**Your goal**
Output all lines exactly, with nothing added or dropped.

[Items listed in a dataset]
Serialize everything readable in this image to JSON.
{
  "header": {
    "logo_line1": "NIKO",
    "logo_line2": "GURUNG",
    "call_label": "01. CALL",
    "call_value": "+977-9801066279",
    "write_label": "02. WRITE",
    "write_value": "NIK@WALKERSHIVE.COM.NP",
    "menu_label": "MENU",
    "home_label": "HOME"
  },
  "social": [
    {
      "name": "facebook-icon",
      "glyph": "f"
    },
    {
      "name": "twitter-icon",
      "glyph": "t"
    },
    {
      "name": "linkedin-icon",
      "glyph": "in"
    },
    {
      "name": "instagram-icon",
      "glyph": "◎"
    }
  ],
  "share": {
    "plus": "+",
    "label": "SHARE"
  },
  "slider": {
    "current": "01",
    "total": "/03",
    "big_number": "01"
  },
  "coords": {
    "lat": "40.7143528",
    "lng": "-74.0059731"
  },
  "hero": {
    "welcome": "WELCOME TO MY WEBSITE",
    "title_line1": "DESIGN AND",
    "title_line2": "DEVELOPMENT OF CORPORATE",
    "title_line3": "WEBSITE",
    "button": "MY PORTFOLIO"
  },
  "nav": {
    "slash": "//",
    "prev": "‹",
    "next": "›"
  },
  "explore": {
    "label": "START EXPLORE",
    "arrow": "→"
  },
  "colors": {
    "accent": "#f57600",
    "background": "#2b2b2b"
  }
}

**Exercise answer**
Serialize everything readable in this image to JSON.
{
  "header": {
    "logo_line1": "NIKO",
    "logo_line2": "GURUNG",
    "call_label": "01. CALL",
    "call_value": "+977-9801066279",
    "write_label": "02. WRITE",
    "write_value": "NIK@WALKERSHIVE.COM.NP",
    "menu_label": "MENU",
    "home_label": "HOME"
  },
  "social": [
    {
      "name": "facebook-icon",
      "glyph": "f"
    },
    {
      "name": "twitter-icon",
      "glyph": "t"
    },
    {
      "name": "linkedin-icon",
      "glyph": "in"
    },
    {
      "name": "instagram-icon",
      "glyph": "◎"
    }
  ],
  "share": {
    "plus": "+",
    "label": "SHARE"
  },
  "slider": {
    "current": "01",
    "total": "/03",
    "big_number": "01"
  },
  "coords": {
    "lat": "40.7143528",
    "lng": "-74.0059731"
  },
  "hero": {
    "welcome": "WELCOME TO MY WEBSITE",
    "title_line1": "DESIGN AND",
    "title_line2": "DEVELOPMENT OF CORPORATE",
    "title_line3": "WEBSITE",
    "button": "MY PORTFOLIO"
  },
  "nav": {
    "slash": "//",
    "prev": "‹",
    "next": "›"
  },
  "explore": {
    "label": "START EXPLORE",
    "arrow": "→"
  },
  "colors": {
    "accent": "#f57600",
    "background": "#2b2b2b"
  }
}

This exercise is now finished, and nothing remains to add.